AIM A:
Pick out each line of the entries below that contains the word "washing", and copy those lines.

SOURCE EXCERPT:
● ● ●

I would have thrown those suitcases on the floor. She paid for a seat, she should have a seat.

I think sometimes, when you're in the middle of a ridiculous situation like that, you're so shocked at how it's unfolding, you can't react the way you want to.

You mentioned it, and so did other posters, the "no eye contact" thing is the killer - sooooo passive agressive and cowardly!

Jane

janey99
04-13-2008, 02:04 PM
[QUOTE=Topo Bella;24445003]I think the problem has less to do with the OP being pregnant than the fact that people can be horribly rude. It just becomes more obvious how rude people can be when you are pregnant and a little kindness means so much.

Agree completely!

While pregnant with my first child, I commuted to work by train, 90 minutes each way. I will never forget one time the train was particularly crowded and I had to stand in the aisle. All the men around me pretended not to see me and my 8 month pregnant belly. Finally, a woman stood up and gave me her seat, making mention of the fact that there were clearly no "gentlemen" in the car.

You sound like you were on one of the NYC lines, like me (I'm guessing since you're from NJ). I've seen pregnant women standing and hanging giant bellies right in the faces of multiple apparently able-bodied passengers with seats, who sit there and whistle out the window. The sad thing is, on most commuter trains, even the most crowded SRO trains clear out at the first stop (Seacaucus or Newark), so giving up a seat for someone who needs it means you would actually have it back 7 minutes out of NYC. Still too much for some people, I guess!

● ● ●

RECORD SET:
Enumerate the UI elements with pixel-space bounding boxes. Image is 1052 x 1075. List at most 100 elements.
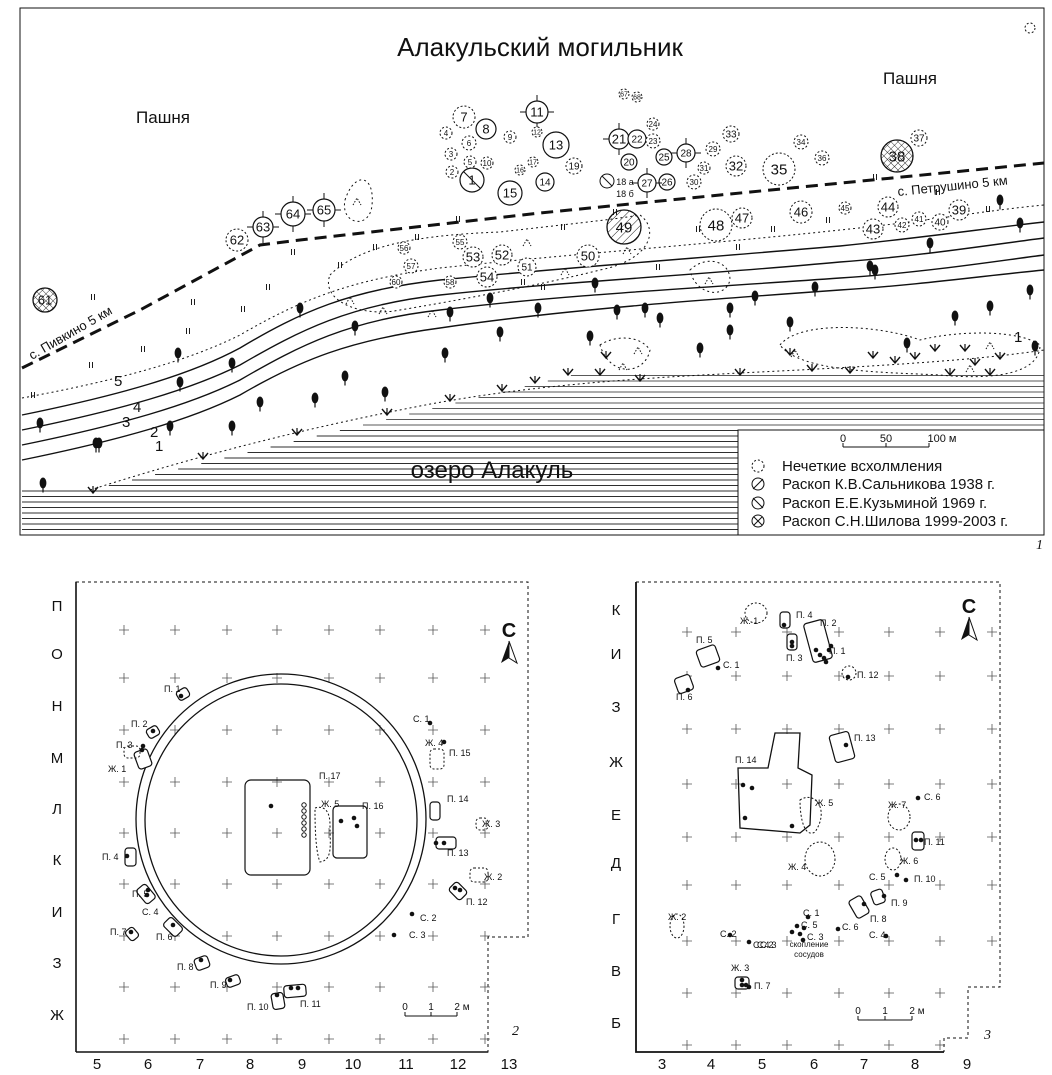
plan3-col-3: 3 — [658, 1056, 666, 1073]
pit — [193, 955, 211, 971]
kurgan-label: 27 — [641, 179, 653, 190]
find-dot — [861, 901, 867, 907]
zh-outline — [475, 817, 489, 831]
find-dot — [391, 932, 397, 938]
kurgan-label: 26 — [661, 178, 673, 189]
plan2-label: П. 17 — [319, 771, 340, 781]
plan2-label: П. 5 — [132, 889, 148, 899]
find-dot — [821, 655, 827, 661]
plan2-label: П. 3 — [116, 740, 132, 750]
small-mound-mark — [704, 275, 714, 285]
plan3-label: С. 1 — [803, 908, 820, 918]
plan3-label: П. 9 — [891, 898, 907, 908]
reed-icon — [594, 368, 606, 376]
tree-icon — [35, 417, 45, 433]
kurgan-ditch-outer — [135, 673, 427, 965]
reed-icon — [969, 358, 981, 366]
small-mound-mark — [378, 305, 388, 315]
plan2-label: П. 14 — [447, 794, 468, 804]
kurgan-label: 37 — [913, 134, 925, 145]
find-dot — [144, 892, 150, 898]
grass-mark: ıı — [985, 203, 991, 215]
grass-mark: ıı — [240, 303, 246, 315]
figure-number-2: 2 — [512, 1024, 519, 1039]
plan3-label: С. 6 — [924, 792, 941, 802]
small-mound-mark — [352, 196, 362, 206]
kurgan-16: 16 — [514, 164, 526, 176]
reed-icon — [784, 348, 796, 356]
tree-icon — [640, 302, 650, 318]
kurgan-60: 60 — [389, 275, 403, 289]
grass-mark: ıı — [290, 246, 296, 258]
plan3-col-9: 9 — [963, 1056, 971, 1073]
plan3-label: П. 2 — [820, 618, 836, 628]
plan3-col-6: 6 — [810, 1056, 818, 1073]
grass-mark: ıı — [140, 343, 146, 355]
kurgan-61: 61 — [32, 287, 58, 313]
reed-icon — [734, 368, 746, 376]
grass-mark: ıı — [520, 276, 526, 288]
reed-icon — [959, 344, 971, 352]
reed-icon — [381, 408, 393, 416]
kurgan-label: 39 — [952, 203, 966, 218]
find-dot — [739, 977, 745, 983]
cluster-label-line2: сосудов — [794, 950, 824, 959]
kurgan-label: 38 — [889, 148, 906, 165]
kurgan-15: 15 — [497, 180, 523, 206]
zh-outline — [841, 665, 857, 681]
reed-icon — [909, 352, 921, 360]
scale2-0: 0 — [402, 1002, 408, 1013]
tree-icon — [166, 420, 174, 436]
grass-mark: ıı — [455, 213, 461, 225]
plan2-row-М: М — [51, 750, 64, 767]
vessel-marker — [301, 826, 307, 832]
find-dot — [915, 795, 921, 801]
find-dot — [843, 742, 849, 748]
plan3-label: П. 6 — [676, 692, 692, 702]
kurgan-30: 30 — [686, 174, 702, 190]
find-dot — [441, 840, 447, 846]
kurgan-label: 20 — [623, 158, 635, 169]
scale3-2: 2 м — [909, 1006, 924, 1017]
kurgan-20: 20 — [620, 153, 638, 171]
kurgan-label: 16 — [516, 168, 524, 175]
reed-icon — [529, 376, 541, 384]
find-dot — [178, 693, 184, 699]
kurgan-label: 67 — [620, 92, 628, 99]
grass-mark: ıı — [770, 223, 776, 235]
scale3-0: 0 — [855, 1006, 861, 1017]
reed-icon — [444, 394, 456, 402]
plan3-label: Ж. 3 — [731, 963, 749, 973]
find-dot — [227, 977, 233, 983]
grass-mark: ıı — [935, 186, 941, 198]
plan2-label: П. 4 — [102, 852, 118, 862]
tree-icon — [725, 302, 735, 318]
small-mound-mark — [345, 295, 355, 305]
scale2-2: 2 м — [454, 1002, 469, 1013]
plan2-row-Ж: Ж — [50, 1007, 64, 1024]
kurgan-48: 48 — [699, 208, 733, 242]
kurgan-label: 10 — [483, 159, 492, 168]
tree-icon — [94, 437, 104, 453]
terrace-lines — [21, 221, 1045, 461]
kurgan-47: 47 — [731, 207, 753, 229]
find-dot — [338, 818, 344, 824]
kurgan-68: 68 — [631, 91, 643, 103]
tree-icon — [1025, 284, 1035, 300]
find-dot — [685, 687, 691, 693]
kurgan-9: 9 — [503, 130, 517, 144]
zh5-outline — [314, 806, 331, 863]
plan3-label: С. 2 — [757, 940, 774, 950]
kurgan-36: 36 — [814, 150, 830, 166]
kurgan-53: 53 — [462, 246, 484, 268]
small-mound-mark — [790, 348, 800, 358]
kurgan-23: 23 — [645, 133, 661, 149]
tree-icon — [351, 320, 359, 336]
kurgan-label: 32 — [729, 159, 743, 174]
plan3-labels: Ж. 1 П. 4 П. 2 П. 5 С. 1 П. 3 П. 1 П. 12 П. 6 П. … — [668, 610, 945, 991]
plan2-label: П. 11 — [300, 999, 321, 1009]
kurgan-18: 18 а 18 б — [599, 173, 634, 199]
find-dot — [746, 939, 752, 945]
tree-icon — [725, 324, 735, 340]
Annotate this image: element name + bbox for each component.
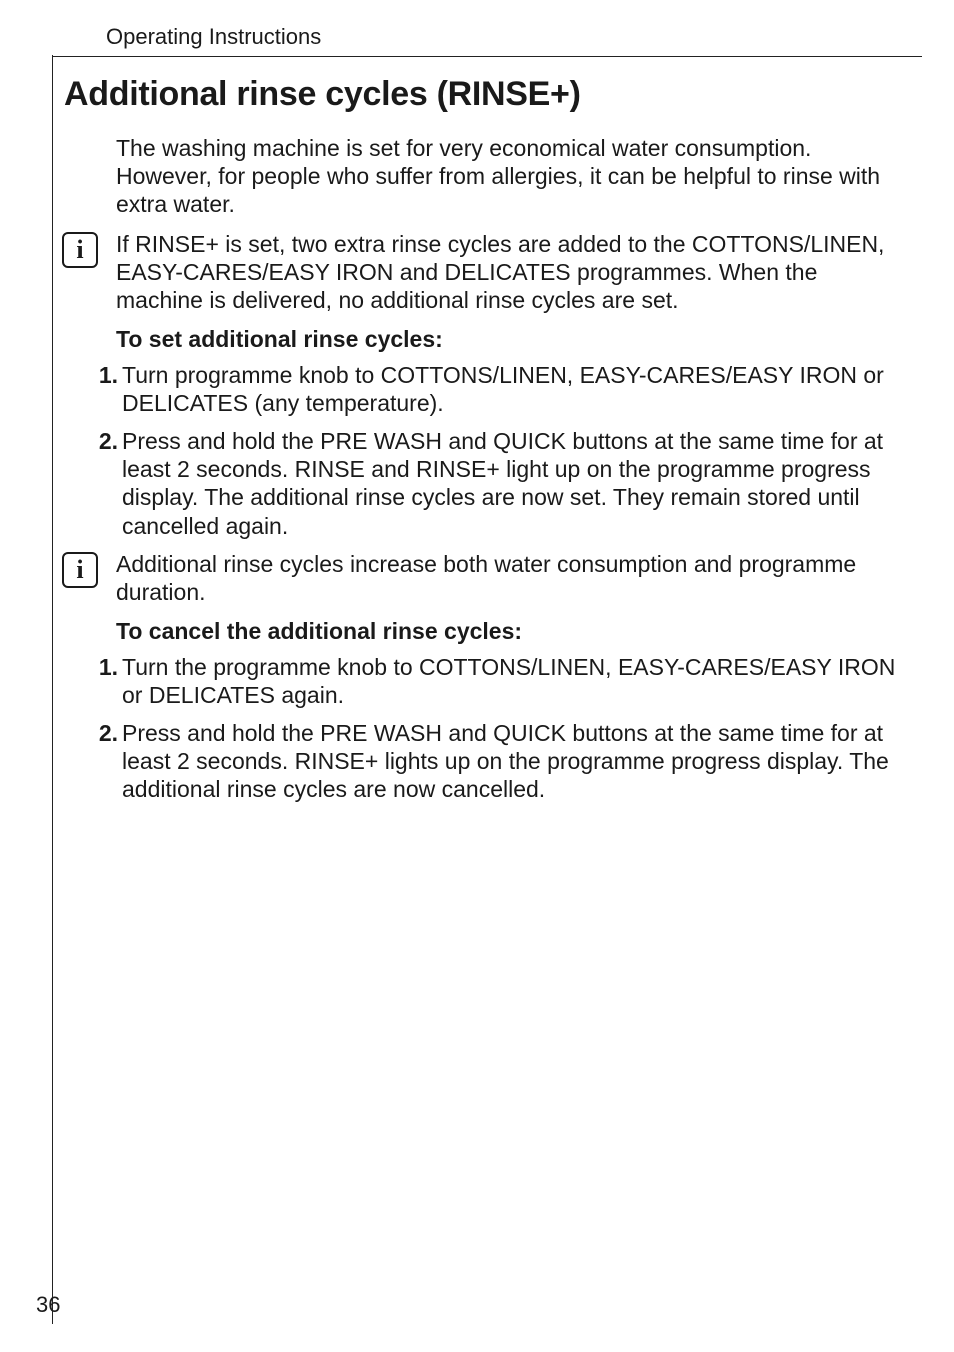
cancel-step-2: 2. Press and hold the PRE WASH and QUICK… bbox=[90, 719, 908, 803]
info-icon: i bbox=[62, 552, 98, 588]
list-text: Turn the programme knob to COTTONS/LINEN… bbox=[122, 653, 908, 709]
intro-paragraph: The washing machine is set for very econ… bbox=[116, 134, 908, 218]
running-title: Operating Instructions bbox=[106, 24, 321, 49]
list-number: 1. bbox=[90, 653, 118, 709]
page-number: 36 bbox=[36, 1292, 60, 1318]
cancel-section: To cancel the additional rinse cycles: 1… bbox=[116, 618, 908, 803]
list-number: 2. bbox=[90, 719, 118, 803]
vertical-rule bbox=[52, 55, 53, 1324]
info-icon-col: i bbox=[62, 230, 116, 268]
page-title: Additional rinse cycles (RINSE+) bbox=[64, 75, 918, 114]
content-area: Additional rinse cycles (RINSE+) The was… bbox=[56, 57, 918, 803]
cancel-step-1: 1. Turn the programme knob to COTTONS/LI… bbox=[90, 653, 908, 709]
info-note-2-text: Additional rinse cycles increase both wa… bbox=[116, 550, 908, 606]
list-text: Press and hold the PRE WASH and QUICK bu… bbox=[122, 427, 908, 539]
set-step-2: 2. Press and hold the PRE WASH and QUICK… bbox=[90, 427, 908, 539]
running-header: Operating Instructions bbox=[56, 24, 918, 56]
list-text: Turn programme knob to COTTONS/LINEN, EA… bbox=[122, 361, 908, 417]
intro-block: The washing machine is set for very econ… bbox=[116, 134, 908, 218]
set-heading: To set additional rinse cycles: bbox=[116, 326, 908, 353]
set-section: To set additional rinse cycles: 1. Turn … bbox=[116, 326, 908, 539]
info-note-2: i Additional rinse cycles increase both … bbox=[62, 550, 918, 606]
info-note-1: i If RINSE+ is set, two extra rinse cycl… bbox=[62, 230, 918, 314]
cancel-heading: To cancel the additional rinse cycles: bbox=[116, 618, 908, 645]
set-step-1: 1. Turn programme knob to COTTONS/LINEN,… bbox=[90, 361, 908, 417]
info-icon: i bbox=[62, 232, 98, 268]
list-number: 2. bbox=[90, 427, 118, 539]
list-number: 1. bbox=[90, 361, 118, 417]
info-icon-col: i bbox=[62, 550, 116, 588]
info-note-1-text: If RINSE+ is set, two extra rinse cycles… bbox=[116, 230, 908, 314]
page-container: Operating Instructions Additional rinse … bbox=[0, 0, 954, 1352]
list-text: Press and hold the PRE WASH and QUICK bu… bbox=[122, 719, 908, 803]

● ● ●

AIM B:
Please write out the forum excerpt above from "You sound like" to "people, I guess!", replacing "NYC" with "New York City" throughout that span.

WRITTEN ANSWER A:
intro-paragraph: The washing machine is set for very econ… bbox=[116, 134, 908, 218]
intro-block: The washing machine is set for very econ… bbox=[116, 134, 908, 218]

WRITTEN ANSWER B:
You sound like you were on one of the New York City lines, like me (I'm guessing since you're from NJ). I've seen pregnant women standing and hanging giant bellies right in the faces of multiple apparently able-bodied passengers with seats, who sit there and whistle out the window. The sad thing is, on most commuter trains, even the most crowded SRO trains clear out at the first stop (Seacaucus or Newark), so giving up a seat for someone who needs it means you would actually have it back 7 minutes out of New York City. Still too much for some people, I guess!